> JOB
Please give the listing again, word for word, with nothing left out.

A run of records:
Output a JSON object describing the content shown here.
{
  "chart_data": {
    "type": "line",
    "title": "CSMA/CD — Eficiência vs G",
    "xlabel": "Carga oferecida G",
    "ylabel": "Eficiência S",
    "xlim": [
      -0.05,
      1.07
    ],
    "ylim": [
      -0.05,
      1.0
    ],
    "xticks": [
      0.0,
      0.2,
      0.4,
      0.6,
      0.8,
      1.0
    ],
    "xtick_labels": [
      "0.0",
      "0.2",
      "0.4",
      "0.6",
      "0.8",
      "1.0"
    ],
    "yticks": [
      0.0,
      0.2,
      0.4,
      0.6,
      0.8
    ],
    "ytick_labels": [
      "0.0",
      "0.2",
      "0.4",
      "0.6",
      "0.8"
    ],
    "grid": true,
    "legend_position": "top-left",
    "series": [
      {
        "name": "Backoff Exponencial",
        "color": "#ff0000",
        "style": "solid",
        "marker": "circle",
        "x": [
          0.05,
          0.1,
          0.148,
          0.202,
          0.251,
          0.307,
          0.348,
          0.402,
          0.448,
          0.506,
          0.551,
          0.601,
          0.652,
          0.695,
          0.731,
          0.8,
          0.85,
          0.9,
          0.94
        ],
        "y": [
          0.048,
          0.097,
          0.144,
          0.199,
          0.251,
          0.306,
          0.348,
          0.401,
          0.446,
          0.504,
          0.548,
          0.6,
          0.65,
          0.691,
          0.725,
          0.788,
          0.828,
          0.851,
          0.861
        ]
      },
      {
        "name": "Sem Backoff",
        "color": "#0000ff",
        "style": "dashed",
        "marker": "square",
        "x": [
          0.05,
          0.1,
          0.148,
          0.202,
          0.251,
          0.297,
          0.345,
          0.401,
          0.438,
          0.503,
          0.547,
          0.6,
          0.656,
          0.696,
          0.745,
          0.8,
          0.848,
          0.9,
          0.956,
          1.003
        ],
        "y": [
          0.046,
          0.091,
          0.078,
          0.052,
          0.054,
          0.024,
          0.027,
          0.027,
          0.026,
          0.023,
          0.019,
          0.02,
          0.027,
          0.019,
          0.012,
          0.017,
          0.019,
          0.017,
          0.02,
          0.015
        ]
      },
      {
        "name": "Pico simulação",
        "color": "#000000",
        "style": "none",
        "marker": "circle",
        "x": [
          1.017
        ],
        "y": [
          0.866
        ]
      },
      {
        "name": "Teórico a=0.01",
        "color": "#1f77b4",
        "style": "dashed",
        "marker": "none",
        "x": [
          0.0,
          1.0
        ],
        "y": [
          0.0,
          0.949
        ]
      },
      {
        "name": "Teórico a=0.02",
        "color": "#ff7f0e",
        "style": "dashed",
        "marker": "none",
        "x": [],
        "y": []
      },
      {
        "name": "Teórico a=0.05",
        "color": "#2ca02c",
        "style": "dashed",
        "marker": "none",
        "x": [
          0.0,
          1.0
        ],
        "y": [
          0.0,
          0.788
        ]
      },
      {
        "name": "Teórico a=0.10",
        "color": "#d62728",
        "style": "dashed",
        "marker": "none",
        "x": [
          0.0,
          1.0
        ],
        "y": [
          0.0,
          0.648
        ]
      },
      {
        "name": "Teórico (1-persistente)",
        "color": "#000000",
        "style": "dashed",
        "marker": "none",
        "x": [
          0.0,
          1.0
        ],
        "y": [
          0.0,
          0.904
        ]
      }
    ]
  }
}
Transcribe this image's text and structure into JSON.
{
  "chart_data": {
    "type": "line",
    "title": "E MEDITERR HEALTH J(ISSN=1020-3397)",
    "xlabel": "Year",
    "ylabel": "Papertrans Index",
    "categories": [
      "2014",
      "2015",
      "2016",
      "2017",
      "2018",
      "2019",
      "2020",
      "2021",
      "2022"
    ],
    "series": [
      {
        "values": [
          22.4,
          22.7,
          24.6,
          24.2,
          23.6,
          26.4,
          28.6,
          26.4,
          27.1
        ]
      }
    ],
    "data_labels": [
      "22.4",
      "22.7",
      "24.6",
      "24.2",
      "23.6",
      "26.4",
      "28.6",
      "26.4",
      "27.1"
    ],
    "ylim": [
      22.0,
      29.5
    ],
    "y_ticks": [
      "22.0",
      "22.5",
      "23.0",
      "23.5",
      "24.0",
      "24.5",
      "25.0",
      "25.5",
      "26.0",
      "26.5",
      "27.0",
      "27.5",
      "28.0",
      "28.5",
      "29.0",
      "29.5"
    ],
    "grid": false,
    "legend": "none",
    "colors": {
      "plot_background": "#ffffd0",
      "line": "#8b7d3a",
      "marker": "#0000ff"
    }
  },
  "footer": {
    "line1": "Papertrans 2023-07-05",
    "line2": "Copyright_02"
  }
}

> TASK OUTPUT
Output a JSON object describing the content shown here.
{
  "chart_data": {
    "type": "line",
    "title": "CSMA/CD — Eficiência vs G",
    "xlabel": "Carga oferecida G",
    "ylabel": "Eficiência S",
    "xlim": [
      -0.05,
      1.07
    ],
    "ylim": [
      -0.05,
      1.0
    ],
    "xticks": [
      0.0,
      0.2,
      0.4,
      0.6,
      0.8,
      1.0
    ],
    "xtick_labels": [
      "0.0",
      "0.2",
      "0.4",
      "0.6",
      "0.8",
      "1.0"
    ],
    "yticks": [
      0.0,
      0.2,
      0.4,
      0.6,
      0.8
    ],
    "ytick_labels": [
      "0.0",
      "0.2",
      "0.4",
      "0.6",
      "0.8"
    ],
    "grid": true,
    "legend_position": "top-left",
    "series": [
      {
        "name": "Backoff Exponencial",
        "color": "#ff0000",
        "style": "solid",
        "marker": "circle",
        "x": [
          0.05,
          0.1,
          0.148,
          0.202,
          0.251,
          0.307,
          0.348,
          0.402,
          0.448,
          0.506,
          0.551,
          0.601,
          0.652,
          0.695,
          0.731,
          0.8,
          0.85,
          0.9,
          0.94
        ],
        "y": [
          0.048,
          0.097,
          0.144,
          0.199,
          0.251,
          0.306,
          0.348,
          0.401,
          0.446,
          0.504,
          0.548,
          0.6,
          0.65,
          0.691,
          0.725,
          0.788,
          0.828,
          0.851,
          0.861
        ]
      },
      {
        "name": "Sem Backoff",
        "color": "#0000ff",
        "style": "dashed",
        "marker": "square",
        "x": [
          0.05,
          0.1,
          0.148,
          0.202,
          0.251,
          0.297,
          0.345,
          0.401,
          0.438,
          0.503,
          0.547,
          0.6,
          0.656,
          0.696,
          0.745,
          0.8,
          0.848,
          0.9,
          0.956,
          1.003
        ],
        "y": [
          0.046,
          0.091,
          0.078,
          0.052,
          0.054,
          0.024,
          0.027,
          0.027,
          0.026,
          0.023,
          0.019,
          0.02,
          0.027,
          0.019,
          0.012,
          0.017,
          0.019,
          0.017,
          0.02,
          0.015
        ]
      },
      {
        "name": "Pico simulação",
        "color": "#000000",
        "style": "none",
        "marker": "circle",
        "x": [
          1.017
        ],
        "y": [
          0.866
        ]
      },
      {
        "name": "Teórico a=0.01",
        "color": "#1f77b4",
        "style": "dashed",
        "marker": "none",
        "x": [
          0.0,
          1.0
        ],
        "y": [
          0.0,
          0.949
        ]
      },
      {
        "name": "Teórico a=0.02",
        "color": "#ff7f0e",
        "style": "dashed",
        "marker": "none",
        "x": [],
        "y": []
      },
      {
        "name": "Teórico a=0.05",
        "color": "#2ca02c",
        "style": "dashed",
        "marker": "none",
        "x": [
          0.0,
          1.0
        ],
        "y": [
          0.0,
          0.788
        ]
      },
      {
        "name": "Teórico a=0.10",
        "color": "#d62728",
        "style": "dashed",
        "marker": "none",
        "x": [
          0.0,
          1.0
        ],
        "y": [
          0.0,
          0.648
        ]
      },
      {
        "name": "Teórico (1-persistente)",
        "color": "#000000",
        "style": "dashed",
        "marker": "none",
        "x": [
          0.0,
          1.0
        ],
        "y": [
          0.0,
          0.904
        ]
      }
    ]
  }
}
Transcribe this image's text and structure into JSON.
{
  "chart_data": {
    "type": "line",
    "title": "E MEDITERR HEALTH J(ISSN=1020-3397)",
    "xlabel": "Year",
    "ylabel": "Papertrans Index",
    "categories": [
      "2014",
      "2015",
      "2016",
      "2017",
      "2018",
      "2019",
      "2020",
      "2021",
      "2022"
    ],
    "series": [
      {
        "values": [
          22.4,
          22.7,
          24.6,
          24.2,
          23.6,
          26.4,
          28.6,
          26.4,
          27.1
        ]
      }
    ],
    "data_labels": [
      "22.4",
      "22.7",
      "24.6",
      "24.2",
      "23.6",
      "26.4",
      "28.6",
      "26.4",
      "27.1"
    ],
    "ylim": [
      22.0,
      29.5
    ],
    "y_ticks": [
      "22.0",
      "22.5",
      "23.0",
      "23.5",
      "24.0",
      "24.5",
      "25.0",
      "25.5",
      "26.0",
      "26.5",
      "27.0",
      "27.5",
      "28.0",
      "28.5",
      "29.0",
      "29.5"
    ],
    "grid": false,
    "legend": "none",
    "colors": {
      "plot_background": "#ffffd0",
      "line": "#8b7d3a",
      "marker": "#0000ff"
    }
  },
  "footer": {
    "line1": "Papertrans 2023-07-05",
    "line2": "Copyright_02"
  }
}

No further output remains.